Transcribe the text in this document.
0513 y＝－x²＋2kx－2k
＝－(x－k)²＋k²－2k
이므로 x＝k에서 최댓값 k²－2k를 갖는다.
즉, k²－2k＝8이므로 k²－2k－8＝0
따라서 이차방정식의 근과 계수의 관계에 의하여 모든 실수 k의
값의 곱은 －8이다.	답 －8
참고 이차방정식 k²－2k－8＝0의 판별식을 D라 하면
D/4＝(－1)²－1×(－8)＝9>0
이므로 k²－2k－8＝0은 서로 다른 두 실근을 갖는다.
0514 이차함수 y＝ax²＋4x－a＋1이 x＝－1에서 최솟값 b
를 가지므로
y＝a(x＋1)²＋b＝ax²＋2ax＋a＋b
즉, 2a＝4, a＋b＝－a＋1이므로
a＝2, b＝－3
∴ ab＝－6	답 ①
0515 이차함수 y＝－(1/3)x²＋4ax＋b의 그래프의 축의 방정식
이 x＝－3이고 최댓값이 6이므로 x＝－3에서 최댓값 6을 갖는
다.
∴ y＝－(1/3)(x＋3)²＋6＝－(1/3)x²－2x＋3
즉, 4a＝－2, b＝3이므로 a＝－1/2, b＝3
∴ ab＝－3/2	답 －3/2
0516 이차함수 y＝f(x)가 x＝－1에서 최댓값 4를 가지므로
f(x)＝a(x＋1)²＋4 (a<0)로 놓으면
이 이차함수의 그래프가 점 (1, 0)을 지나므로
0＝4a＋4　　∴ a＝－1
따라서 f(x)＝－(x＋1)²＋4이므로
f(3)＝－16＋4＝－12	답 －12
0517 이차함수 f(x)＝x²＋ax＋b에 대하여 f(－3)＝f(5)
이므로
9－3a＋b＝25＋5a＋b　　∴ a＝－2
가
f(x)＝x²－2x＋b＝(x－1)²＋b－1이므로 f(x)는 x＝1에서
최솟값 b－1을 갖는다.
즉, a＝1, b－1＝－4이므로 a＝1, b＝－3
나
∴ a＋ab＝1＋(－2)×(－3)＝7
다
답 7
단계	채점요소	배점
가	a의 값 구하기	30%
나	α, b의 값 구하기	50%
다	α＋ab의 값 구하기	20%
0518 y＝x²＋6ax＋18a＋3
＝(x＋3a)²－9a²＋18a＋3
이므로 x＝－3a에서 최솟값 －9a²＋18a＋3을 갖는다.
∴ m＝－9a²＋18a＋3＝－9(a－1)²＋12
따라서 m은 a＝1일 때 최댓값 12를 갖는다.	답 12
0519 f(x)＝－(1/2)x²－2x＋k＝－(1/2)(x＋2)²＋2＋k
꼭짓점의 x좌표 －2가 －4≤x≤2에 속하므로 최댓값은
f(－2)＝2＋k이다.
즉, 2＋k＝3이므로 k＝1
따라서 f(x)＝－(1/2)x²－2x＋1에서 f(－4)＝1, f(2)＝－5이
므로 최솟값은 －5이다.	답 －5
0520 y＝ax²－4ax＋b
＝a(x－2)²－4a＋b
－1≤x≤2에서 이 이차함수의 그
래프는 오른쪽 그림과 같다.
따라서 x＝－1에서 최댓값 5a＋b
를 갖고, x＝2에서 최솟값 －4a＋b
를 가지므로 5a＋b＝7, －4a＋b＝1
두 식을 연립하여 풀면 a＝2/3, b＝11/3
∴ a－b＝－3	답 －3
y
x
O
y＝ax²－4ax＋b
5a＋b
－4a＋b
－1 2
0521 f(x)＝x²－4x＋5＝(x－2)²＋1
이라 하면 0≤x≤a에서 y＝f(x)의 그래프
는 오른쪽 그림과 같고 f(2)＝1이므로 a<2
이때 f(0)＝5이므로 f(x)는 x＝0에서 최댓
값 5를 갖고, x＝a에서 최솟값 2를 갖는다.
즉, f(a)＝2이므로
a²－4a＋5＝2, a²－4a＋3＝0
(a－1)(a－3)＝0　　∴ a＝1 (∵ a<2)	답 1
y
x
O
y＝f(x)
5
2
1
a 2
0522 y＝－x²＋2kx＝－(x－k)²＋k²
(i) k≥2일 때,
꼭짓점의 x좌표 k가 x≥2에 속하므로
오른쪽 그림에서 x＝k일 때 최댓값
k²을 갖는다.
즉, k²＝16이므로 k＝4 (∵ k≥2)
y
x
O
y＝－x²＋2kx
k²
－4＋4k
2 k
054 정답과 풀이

- - - - -

Instructions for the task →
Look through the lines above and collect those with the word "이차함수의".

Reply →
이 이차함수의 그래프가 점 (1, 0)을 지나므로
－1≤x≤2에서 이 이차함수의 그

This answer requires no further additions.